━━ Extrait à lire

Réseau suisse des droits de l'enfant
Les droits de l’enfant dans le monde numérique – rétrospective de la conférence
Jouets connectés dans la chambre des enfants, sexting sur les réseaux sociaux ou utilisation d’applications pour le traitement de certains cas de protection de l’enfance : les technologies numériques sont partout dans le quotidien des enfants et des jeunes. Lors de la conférence sur "les droits de l'enfant dans le monde numérique" du 13.09.2022, l'accent a été mis sur les opportunités et défis du numérique pour le développement des enfants et des jeunes. La conférence a été organisé conjointement par le Réseau suisse des droits de l'enfant et UNICEF Suisse et Liechtenstein.
L’événement du 13 septembre 2022 a rassemblé quelque 150 personnes qui ont profité des offres de réseautage. Des expert·e·s scientifiques et des praticien·ne·s ont débattu de la mise en œuvre des droits de l’enfant dans le monde numérique. Des communes, des villes et des organisations de la société civile ont présenté sur une «place du marché» un grand nombre d’initiatives et d’offres pour les enfants et les jeunes visant à permettre de concrétiser les droits de l’enfant également dans le domaine du numérique.
Responsabilité des entreprises privées pour la protection des droits de l’enfant
Philip D. Jaffé, vice-président du Comité des droits de l’enfant, a souligné le fait que l’accès à l’espace numérique, au flux d’information et aux moyens d’éducation et de communication représentait un droit fondamental de l’enfant. Mais la numérisation comporte aussi des risques, en matière de protection de l’enfant face aux violences en ligne, mais aussi de protection de la sphère privée. Il estime qu’il existe une nécessité d’action évidente, en particulier au niveau de l’économie privée : les entreprises privées doivent assumer leurs responsabilités en matière de droits de l’enfant. Leur rôle est de protéger l’intégrité et la sphère privée des enfants en tant que consommateurs-rices, de lutter contre la collecte de données sans consentement de l’enfant et contre l’utilisation d’algorithmes pour le neuromarketing.

━━━━
━━ Enregistrements

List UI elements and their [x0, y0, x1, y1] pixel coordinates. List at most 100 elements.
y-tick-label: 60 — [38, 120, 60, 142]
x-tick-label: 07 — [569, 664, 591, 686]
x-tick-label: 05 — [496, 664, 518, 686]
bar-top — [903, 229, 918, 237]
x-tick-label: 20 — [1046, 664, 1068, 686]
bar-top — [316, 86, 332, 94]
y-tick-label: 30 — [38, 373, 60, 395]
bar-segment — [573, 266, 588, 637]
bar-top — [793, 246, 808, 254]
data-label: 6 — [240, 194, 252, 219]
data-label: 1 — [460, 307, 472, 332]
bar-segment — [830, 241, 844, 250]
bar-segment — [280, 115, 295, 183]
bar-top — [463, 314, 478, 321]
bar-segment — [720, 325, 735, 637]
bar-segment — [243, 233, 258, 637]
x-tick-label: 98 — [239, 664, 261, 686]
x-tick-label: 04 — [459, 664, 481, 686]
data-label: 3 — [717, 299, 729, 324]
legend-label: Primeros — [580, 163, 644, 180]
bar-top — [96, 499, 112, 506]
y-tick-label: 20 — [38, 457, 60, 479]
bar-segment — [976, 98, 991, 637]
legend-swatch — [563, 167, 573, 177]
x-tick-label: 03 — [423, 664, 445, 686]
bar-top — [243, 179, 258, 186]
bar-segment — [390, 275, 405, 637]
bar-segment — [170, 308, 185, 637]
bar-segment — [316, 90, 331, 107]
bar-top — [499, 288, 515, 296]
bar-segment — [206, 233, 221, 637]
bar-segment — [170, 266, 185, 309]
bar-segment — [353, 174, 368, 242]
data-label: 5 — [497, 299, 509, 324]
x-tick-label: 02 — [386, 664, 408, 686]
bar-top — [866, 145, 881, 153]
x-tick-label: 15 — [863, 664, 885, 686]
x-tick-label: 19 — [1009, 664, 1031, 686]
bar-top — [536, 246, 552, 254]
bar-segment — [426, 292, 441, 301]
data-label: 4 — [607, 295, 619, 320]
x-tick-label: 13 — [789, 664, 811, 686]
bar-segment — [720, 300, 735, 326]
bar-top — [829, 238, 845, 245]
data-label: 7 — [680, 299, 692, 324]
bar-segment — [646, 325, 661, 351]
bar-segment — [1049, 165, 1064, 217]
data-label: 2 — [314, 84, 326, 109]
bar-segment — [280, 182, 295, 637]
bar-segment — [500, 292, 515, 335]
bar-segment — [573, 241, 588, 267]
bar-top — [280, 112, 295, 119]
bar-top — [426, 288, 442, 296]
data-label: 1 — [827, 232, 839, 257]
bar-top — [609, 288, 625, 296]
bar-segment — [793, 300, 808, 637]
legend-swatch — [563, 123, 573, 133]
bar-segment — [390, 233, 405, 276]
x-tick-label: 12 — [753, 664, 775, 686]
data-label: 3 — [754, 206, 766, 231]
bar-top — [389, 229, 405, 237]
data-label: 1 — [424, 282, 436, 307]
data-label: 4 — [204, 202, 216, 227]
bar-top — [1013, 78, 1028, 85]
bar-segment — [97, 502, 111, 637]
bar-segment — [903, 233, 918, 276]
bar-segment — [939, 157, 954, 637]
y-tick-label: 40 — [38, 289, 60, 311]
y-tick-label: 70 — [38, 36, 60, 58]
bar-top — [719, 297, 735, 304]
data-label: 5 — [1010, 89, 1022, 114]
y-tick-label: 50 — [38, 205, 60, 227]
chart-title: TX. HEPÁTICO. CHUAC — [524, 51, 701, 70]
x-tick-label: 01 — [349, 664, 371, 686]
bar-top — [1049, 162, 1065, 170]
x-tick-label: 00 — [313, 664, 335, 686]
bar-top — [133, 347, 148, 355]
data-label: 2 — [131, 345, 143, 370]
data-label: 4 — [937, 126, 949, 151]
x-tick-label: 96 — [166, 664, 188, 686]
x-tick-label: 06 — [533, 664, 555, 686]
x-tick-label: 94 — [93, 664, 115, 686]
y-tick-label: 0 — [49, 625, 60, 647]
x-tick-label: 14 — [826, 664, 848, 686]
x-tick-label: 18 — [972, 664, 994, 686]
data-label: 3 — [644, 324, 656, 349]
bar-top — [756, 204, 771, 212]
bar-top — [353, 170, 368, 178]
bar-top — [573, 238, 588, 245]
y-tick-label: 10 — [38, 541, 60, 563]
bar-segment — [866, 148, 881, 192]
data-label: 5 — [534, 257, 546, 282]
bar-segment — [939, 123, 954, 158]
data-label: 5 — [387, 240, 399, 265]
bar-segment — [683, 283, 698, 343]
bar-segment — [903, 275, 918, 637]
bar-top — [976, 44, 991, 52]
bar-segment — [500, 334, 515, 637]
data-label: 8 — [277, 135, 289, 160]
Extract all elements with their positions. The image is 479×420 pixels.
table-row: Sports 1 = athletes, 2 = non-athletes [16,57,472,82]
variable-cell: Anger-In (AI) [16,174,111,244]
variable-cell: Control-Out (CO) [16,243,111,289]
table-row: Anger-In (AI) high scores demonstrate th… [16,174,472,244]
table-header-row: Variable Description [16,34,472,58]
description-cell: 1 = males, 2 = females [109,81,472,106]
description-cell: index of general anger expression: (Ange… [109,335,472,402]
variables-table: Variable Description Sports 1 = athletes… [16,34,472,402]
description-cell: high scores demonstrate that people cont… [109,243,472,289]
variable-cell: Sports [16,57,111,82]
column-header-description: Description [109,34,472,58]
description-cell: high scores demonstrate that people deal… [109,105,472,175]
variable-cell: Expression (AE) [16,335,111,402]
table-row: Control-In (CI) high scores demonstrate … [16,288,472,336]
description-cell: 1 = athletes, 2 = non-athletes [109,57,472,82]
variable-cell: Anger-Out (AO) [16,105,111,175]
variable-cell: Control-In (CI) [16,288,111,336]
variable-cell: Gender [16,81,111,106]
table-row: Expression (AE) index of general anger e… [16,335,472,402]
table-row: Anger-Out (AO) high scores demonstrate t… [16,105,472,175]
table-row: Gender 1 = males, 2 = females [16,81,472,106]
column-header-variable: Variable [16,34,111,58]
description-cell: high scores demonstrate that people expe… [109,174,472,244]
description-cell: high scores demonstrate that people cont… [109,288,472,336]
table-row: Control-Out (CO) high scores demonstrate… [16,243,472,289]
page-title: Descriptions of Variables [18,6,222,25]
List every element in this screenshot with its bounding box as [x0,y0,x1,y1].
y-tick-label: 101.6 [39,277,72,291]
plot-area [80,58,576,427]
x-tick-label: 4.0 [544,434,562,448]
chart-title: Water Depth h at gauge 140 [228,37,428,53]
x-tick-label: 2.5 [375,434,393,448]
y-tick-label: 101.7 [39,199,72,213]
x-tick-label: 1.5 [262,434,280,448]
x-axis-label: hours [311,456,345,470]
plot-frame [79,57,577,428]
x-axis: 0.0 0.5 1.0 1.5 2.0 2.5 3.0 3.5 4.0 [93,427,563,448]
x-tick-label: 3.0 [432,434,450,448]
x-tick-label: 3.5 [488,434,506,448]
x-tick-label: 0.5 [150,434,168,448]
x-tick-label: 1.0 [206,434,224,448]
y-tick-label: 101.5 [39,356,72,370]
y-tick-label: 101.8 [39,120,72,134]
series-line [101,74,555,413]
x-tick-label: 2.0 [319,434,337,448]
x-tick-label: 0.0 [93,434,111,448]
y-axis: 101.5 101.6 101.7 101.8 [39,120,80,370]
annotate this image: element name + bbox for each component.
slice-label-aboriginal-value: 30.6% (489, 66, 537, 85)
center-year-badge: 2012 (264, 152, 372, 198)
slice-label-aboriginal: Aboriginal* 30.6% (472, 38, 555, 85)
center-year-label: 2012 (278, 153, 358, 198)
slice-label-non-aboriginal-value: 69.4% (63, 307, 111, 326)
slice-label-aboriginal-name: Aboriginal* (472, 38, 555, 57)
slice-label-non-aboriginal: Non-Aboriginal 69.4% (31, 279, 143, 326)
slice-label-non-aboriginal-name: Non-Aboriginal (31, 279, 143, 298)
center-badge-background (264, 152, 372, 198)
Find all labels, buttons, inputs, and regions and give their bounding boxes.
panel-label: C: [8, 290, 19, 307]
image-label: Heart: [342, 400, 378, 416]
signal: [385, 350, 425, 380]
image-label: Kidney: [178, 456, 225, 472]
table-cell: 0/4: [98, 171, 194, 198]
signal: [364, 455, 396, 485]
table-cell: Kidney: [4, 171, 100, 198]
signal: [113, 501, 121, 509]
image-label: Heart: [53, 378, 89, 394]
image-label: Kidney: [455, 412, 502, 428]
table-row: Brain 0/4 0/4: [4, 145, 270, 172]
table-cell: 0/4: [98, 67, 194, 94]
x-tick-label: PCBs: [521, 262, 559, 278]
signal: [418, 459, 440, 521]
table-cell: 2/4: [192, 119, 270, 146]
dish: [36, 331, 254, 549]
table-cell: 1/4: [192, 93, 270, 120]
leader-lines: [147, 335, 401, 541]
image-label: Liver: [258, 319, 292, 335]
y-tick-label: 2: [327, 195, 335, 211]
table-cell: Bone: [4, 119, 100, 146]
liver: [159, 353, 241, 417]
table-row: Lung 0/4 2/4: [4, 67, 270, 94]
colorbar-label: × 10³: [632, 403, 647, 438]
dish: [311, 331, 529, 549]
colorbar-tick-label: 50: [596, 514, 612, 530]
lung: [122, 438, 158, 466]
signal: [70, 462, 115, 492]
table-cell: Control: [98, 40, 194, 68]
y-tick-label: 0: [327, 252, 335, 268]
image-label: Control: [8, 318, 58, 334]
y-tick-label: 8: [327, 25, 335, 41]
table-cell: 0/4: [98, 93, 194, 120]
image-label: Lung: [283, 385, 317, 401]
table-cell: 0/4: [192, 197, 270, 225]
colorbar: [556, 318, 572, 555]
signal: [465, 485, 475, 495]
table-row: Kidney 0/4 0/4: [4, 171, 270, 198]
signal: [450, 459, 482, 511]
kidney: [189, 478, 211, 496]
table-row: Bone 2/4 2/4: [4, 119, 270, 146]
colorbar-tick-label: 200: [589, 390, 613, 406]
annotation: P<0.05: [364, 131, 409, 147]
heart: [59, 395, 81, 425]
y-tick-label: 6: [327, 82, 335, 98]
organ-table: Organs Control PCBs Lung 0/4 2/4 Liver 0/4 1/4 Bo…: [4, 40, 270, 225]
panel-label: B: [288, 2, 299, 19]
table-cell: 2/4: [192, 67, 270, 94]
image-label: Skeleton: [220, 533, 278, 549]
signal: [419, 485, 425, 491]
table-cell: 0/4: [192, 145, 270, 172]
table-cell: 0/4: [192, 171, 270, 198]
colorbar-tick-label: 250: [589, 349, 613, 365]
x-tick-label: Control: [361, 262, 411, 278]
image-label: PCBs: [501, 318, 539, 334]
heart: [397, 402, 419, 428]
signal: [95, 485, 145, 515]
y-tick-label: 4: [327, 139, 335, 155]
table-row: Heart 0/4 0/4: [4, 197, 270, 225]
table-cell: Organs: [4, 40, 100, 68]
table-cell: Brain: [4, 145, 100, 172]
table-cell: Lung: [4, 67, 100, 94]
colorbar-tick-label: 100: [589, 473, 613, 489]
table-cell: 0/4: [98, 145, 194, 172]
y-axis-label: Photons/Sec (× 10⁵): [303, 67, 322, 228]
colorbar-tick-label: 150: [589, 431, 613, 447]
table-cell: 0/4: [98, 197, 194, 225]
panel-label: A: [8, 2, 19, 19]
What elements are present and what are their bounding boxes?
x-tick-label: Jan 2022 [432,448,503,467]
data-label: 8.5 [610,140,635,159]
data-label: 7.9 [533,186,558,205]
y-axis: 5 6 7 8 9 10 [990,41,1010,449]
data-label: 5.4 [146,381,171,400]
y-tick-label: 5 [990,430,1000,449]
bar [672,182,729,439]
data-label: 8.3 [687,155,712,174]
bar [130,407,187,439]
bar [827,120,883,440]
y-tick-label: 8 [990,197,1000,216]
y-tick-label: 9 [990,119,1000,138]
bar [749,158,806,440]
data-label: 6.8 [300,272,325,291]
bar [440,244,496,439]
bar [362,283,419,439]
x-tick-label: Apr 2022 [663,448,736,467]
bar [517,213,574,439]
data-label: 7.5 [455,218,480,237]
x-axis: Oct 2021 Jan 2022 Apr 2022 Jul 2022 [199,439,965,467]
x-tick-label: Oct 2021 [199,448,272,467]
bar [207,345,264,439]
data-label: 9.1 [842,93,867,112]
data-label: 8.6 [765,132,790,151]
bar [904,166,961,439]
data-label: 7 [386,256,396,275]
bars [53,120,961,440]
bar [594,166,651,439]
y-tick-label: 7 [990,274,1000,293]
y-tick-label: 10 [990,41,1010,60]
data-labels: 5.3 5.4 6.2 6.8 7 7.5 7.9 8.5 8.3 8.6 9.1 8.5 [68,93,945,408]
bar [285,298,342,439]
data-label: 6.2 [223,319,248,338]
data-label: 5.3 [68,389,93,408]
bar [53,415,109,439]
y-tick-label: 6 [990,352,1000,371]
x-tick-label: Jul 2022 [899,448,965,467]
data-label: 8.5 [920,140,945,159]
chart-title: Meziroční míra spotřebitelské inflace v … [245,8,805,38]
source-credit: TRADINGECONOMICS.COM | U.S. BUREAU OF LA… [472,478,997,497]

━━━━

* _Consignes de l'exercice_:
[1] D'après l'extrait, combien de personnes l'événement du 13 septembre 2022 a-t-il rassemblées ?
[2] Pour chacune des affirmations suivantes, indiquez par oui ou par non si elle concorde avec l'extrait, et citez les mots de l'extrait qui en décident. (a) Philip D. Jaffé est vice-président du Comité des droits de l'enfant. (b) Selon Philip D. Jaffé, la numérisation ne comporte aucun risque. (c) Des communes ont présenté des initiatives sur une « place du marché ».

* _Réponses par consigne_:
[1] Quelque 150 personnes.

[2]
(a) Oui : « Philip D. Jaffé, vice-président du Comité des droits de l’enfant ».
(b) Non : « Mais la numérisation comporte aussi des risques ».
(c) Oui : « Des communes, des villes et des organisations de la société civile ont présenté sur une «place du marché» un grand nombre d’initiatives ».